* [Data]:
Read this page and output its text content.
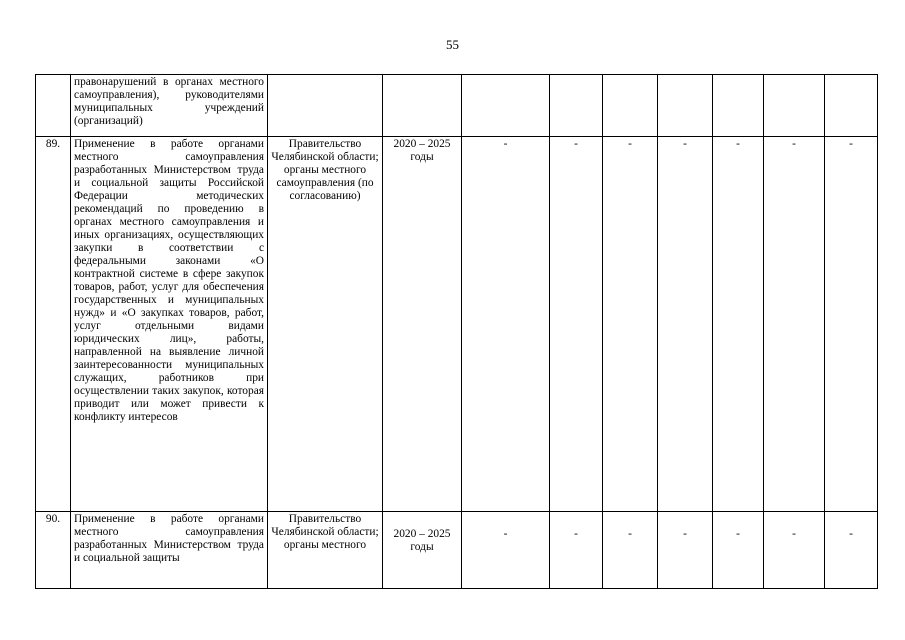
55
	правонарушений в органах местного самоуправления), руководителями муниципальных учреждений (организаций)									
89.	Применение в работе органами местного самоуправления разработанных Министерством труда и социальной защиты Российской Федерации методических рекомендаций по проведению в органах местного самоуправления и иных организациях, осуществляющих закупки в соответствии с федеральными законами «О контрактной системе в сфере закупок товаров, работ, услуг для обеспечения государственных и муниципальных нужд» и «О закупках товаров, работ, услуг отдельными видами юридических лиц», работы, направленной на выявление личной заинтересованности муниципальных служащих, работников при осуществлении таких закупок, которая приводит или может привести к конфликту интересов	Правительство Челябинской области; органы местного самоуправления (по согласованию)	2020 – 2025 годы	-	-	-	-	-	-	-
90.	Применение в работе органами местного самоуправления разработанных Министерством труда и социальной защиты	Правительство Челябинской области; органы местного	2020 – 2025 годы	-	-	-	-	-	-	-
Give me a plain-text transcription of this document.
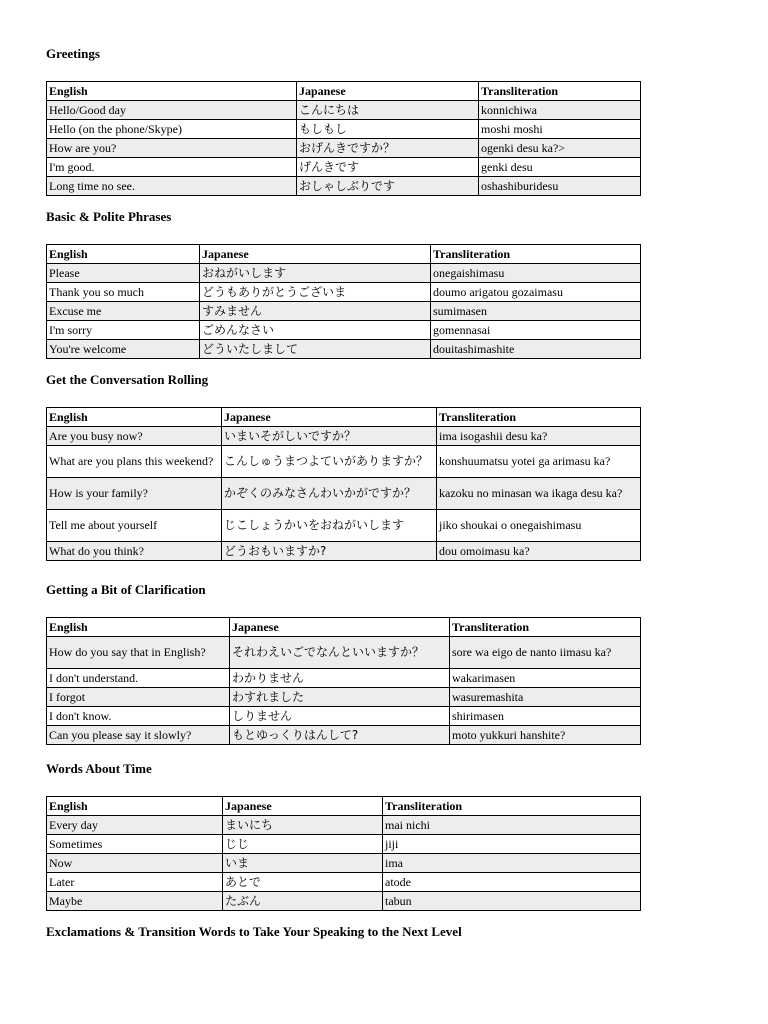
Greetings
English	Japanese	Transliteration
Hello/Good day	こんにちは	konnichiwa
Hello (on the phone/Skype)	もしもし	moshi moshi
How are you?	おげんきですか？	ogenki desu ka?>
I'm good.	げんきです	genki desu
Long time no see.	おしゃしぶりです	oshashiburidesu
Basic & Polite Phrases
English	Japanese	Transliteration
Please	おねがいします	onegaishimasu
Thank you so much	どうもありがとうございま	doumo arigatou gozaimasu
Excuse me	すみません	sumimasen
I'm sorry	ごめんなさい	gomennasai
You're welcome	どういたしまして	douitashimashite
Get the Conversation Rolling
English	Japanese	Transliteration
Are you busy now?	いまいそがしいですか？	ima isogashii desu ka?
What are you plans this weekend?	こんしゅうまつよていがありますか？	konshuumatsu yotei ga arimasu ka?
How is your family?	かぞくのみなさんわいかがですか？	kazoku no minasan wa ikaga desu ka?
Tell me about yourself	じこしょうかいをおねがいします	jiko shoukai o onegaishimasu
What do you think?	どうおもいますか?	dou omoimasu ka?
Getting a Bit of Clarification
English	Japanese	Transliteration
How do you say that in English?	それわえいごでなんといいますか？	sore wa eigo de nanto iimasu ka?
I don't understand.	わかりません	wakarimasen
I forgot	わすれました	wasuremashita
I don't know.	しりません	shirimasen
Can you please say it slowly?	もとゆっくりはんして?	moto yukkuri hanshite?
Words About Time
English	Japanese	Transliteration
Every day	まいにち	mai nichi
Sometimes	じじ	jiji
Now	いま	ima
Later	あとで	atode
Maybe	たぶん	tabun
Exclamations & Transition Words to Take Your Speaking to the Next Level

...

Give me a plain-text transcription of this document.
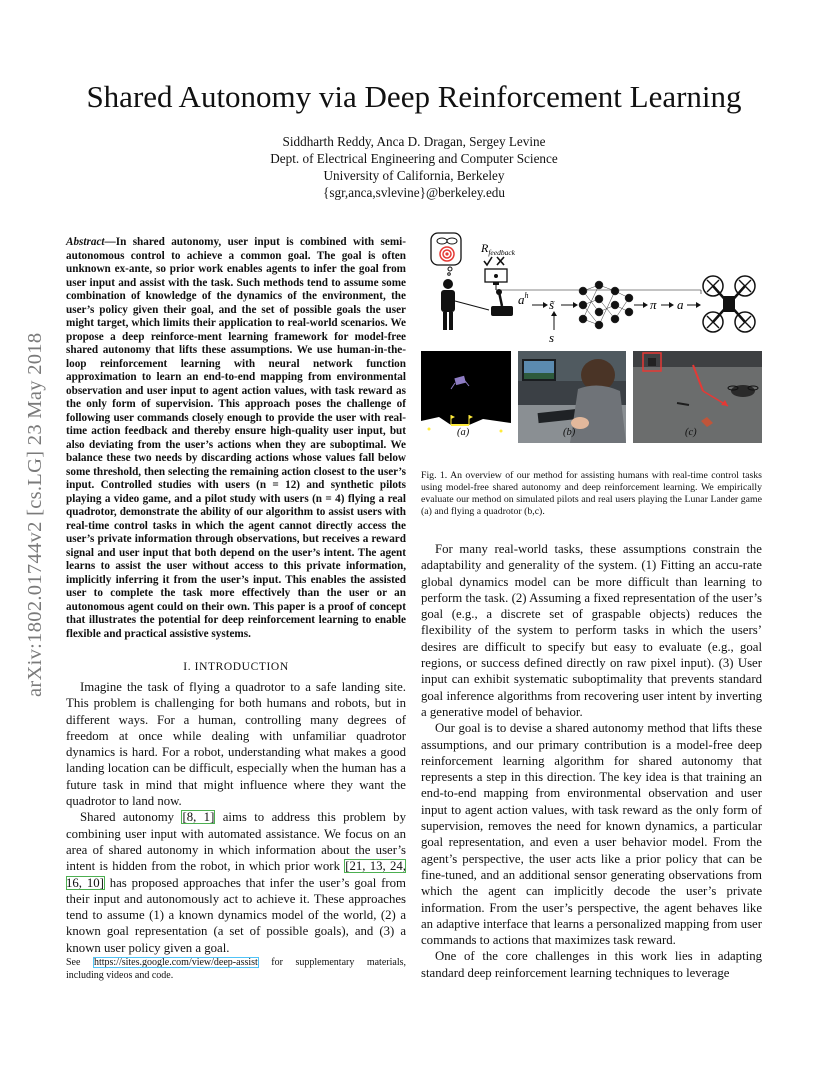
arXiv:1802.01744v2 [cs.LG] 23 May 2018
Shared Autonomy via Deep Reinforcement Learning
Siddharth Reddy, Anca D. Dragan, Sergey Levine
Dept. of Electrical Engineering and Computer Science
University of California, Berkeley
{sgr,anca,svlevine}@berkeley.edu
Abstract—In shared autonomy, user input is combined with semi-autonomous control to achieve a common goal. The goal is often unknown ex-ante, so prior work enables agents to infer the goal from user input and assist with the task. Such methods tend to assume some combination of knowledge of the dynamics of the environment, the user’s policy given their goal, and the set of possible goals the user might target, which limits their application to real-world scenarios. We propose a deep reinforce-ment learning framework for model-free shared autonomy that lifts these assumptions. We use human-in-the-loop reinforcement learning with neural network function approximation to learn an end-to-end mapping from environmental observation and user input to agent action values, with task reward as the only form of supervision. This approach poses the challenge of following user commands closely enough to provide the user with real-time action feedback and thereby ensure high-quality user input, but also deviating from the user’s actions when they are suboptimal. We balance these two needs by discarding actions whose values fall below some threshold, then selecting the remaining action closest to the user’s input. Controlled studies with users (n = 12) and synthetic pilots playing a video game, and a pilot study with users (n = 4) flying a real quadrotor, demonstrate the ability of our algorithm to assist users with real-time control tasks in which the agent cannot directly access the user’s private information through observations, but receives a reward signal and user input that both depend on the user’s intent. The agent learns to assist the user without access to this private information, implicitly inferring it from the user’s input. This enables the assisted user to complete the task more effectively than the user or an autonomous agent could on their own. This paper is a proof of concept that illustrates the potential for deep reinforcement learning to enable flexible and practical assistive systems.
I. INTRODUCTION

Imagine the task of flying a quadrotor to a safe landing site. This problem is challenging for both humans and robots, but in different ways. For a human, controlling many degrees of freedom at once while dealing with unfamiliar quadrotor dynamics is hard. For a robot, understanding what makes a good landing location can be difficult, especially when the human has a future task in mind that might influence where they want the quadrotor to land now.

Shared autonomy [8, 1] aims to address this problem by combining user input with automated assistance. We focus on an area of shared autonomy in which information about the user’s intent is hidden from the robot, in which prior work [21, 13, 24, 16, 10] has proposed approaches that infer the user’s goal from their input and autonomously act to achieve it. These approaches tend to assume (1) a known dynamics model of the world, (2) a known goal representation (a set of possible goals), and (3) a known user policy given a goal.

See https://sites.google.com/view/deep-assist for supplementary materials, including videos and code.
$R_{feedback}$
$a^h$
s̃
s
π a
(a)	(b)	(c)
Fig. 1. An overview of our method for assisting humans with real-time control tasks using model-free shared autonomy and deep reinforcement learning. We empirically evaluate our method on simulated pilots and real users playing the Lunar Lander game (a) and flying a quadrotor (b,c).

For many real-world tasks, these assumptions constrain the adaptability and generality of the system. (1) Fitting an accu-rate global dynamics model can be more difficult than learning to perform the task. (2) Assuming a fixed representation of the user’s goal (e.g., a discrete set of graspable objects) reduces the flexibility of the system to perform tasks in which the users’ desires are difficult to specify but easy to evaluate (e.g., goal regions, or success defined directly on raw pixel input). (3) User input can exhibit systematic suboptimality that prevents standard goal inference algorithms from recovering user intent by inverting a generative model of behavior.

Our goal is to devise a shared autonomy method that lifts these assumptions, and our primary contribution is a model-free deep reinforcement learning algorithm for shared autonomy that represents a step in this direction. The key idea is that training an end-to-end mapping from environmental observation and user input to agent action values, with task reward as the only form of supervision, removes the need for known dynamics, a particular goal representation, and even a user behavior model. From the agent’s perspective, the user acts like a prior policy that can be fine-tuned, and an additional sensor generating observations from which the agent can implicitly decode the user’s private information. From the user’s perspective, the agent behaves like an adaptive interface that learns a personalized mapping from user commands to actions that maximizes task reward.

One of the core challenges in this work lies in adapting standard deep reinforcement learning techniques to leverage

---

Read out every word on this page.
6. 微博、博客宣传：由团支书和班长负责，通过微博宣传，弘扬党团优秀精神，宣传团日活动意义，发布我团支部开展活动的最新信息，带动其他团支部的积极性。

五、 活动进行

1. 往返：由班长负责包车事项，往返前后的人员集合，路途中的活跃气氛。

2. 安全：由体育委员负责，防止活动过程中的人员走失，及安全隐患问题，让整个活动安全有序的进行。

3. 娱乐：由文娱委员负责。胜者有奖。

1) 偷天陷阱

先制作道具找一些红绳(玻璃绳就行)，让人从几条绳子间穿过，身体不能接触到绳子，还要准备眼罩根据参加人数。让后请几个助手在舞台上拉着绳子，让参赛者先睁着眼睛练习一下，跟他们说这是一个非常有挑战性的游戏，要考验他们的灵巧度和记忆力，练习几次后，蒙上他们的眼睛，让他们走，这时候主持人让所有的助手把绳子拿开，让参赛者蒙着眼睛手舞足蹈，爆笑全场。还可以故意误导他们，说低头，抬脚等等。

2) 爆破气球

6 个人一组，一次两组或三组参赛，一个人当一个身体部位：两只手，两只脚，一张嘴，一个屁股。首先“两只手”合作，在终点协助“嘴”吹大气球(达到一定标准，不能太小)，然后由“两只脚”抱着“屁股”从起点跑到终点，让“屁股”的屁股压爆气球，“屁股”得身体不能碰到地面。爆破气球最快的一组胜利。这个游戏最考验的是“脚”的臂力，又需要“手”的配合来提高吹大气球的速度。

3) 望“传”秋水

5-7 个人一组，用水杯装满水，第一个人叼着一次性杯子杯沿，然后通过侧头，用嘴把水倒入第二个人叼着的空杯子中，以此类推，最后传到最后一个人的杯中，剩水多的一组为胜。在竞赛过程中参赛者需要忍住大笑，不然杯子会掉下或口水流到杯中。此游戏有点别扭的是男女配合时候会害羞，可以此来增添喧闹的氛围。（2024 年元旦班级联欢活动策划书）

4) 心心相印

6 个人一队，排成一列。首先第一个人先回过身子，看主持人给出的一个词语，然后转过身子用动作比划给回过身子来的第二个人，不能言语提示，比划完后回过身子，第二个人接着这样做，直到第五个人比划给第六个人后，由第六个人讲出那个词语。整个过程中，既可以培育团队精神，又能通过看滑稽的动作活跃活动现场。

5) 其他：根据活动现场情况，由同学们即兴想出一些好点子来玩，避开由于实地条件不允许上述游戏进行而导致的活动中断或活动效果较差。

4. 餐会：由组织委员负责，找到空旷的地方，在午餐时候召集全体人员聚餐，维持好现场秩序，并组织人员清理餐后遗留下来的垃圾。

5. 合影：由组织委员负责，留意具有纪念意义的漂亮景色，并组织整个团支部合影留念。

* [Description of the task]: Find all the lines containing "个人一组" in the material, then copy them.

* [Written answer]:
6 个人一组，一次两组或三组参赛，一个人当一个身体部位：两只手，两只脚，一张嘴，一个屁股。首先“两只手”合作，在终点协助“嘴”吹大气球(达到一定标准，不能太小)，然后由“两只脚”抱着“屁股”从起点跑到终点，让“屁股”的屁股压爆气球，“屁股”得身体不能碰到地面。爆破气球最快的一组胜利。这个游戏最考验的是“脚”的臂力，又需要“手”的配合来提高吹大气球的速度。
5-7 个人一组，用水杯装满水，第一个人叼着一次性杯子杯沿，然后通过侧头，用嘴把水倒入第二个人叼着的空杯子中，以此类推，最后传到最后一个人的杯中，剩水多的一组为胜。在竞赛过程中参赛者需要忍住大笑，不然杯子会掉下或口水流到杯中。此游戏有点别扭的是男女配合时候会害羞，可以此来增添喧闹的氛围。（2024 年元旦班级联欢活动策划书）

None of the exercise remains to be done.